__Provided information__:

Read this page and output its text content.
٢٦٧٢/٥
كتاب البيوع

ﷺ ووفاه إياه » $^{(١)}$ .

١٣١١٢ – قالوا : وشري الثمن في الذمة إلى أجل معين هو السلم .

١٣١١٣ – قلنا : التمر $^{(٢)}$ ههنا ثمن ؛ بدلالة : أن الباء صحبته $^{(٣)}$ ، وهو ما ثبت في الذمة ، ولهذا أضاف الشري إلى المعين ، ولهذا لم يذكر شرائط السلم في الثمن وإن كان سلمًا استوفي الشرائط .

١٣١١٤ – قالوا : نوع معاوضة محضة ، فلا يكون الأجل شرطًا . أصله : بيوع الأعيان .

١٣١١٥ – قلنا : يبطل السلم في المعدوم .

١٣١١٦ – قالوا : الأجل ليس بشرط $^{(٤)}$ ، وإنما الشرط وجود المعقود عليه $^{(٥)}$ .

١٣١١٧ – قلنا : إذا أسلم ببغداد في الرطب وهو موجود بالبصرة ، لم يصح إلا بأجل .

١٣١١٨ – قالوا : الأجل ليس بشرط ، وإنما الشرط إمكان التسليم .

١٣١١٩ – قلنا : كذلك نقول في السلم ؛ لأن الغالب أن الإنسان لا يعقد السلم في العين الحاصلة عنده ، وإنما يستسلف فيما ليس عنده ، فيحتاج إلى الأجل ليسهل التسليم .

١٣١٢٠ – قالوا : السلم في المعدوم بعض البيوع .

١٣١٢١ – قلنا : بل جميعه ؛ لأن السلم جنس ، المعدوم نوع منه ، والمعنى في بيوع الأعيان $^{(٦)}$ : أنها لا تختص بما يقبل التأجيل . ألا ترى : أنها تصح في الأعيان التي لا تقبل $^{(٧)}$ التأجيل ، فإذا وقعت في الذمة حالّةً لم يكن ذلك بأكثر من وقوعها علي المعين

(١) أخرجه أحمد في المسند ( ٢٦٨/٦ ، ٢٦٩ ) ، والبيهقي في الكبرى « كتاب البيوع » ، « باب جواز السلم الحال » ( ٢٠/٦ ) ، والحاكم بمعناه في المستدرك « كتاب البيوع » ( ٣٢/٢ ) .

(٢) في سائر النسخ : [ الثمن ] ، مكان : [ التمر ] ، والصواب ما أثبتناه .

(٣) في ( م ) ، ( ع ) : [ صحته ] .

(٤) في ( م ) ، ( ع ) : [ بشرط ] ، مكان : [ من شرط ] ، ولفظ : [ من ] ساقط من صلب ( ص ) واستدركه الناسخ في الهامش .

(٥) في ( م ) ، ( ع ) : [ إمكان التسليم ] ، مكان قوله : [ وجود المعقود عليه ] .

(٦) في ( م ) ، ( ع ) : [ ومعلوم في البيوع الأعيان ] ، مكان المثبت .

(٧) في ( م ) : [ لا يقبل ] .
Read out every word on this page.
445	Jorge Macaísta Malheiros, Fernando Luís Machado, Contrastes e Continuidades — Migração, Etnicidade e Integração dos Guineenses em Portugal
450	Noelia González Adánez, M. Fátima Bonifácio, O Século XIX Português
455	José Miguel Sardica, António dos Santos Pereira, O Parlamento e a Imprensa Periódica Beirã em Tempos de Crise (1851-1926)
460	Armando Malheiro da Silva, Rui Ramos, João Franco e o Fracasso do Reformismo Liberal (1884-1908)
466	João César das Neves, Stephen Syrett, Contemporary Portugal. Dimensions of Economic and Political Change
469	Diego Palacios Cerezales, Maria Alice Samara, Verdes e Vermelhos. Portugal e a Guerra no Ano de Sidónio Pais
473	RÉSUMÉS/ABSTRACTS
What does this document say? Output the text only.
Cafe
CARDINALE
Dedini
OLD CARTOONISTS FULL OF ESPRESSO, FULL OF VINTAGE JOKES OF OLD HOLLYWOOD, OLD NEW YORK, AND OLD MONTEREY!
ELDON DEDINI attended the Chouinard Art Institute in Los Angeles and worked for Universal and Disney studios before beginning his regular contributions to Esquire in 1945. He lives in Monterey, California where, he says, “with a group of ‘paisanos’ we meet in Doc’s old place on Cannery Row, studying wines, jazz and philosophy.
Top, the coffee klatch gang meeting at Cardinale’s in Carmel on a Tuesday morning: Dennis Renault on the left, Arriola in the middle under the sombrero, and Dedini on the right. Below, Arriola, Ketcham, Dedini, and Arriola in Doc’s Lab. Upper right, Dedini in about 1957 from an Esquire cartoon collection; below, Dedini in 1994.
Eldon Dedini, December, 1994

__What the task requires__:
Please output the entries above, every line exactly as it reads.

__Output of the task__:
Read this page and output its text content.
٢٦٧٢/٥
كتاب البيوع

ﷺ ووفاه إياه » $^{(١)}$ .

١٣١١٢ – قالوا : وشري الثمن في الذمة إلى أجل معين هو السلم .

١٣١١٣ – قلنا : التمر $^{(٢)}$ ههنا ثمن ؛ بدلالة : أن الباء صحبته $^{(٣)}$ ، وهو ما ثبت في الذمة ، ولهذا أضاف الشري إلى المعين ، ولهذا لم يذكر شرائط السلم في الثمن وإن كان سلمًا استوفي الشرائط .

١٣١١٤ – قالوا : نوع معاوضة محضة ، فلا يكون الأجل شرطًا . أصله : بيوع الأعيان .

١٣١١٥ – قلنا : يبطل السلم في المعدوم .

١٣١١٦ – قالوا : الأجل ليس بشرط $^{(٤)}$ ، وإنما الشرط وجود المعقود عليه $^{(٥)}$ .

١٣١١٧ – قلنا : إذا أسلم ببغداد في الرطب وهو موجود بالبصرة ، لم يصح إلا بأجل .

١٣١١٨ – قالوا : الأجل ليس بشرط ، وإنما الشرط إمكان التسليم .

١٣١١٩ – قلنا : كذلك نقول في السلم ؛ لأن الغالب أن الإنسان لا يعقد السلم في العين الحاصلة عنده ، وإنما يستسلف فيما ليس عنده ، فيحتاج إلى الأجل ليسهل التسليم .

١٣١٢٠ – قالوا : السلم في المعدوم بعض البيوع .

١٣١٢١ – قلنا : بل جميعه ؛ لأن السلم جنس ، المعدوم نوع منه ، والمعنى في بيوع الأعيان $^{(٦)}$ : أنها لا تختص بما يقبل التأجيل . ألا ترى : أنها تصح في الأعيان التي لا تقبل $^{(٧)}$ التأجيل ، فإذا وقعت في الذمة حالّةً لم يكن ذلك بأكثر من وقوعها علي المعين

(١) أخرجه أحمد في المسند ( ٢٦٨/٦ ، ٢٦٩ ) ، والبيهقي في الكبرى « كتاب البيوع » ، « باب جواز السلم الحال » ( ٢٠/٦ ) ، والحاكم بمعناه في المستدرك « كتاب البيوع » ( ٣٢/٢ ) .

(٢) في سائر النسخ : [ الثمن ] ، مكان : [ التمر ] ، والصواب ما أثبتناه .

(٣) في ( م ) ، ( ع ) : [ صحته ] .

(٤) في ( م ) ، ( ع ) : [ بشرط ] ، مكان : [ من شرط ] ، ولفظ : [ من ] ساقط من صلب ( ص ) واستدركه الناسخ في الهامش .

(٥) في ( م ) ، ( ع ) : [ إمكان التسليم ] ، مكان قوله : [ وجود المعقود عليه ] .

(٦) في ( م ) ، ( ع ) : [ ومعلوم في البيوع الأعيان ] ، مكان المثبت .

(٧) في ( م ) : [ لا يقبل ] .
Read out every word on this page.
445	Jorge Macaísta Malheiros, Fernando Luís Machado, Contrastes e Continuidades — Migração, Etnicidade e Integração dos Guineenses em Portugal
450	Noelia González Adánez, M. Fátima Bonifácio, O Século XIX Português
455	José Miguel Sardica, António dos Santos Pereira, O Parlamento e a Imprensa Periódica Beirã em Tempos de Crise (1851-1926)
460	Armando Malheiro da Silva, Rui Ramos, João Franco e o Fracasso do Reformismo Liberal (1884-1908)
466	João César das Neves, Stephen Syrett, Contemporary Portugal. Dimensions of Economic and Political Change
469	Diego Palacios Cerezales, Maria Alice Samara, Verdes e Vermelhos. Portugal e a Guerra no Ano de Sidónio Pais
473	RÉSUMÉS/ABSTRACTS
What does this document say? Output the text only.
Cafe
CARDINALE
Dedini
OLD CARTOONISTS FULL OF ESPRESSO, FULL OF VINTAGE JOKES OF OLD HOLLYWOOD, OLD NEW YORK, AND OLD MONTEREY!
ELDON DEDINI attended the Chouinard Art Institute in Los Angeles and worked for Universal and Disney studios before beginning his regular contributions to Esquire in 1945. He lives in Monterey, California where, he says, “with a group of ‘paisanos’ we meet in Doc’s old place on Cannery Row, studying wines, jazz and philosophy.
Top, the coffee klatch gang meeting at Cardinale’s in Carmel on a Tuesday morning: Dennis Renault on the left, Arriola in the middle under the sombrero, and Dedini on the right. Below, Arriola, Ketcham, Dedini, and Arriola in Doc’s Lab. Upper right, Dedini in about 1957 from an Esquire cartoon collection; below, Dedini in 1994.
Eldon Dedini, December, 1994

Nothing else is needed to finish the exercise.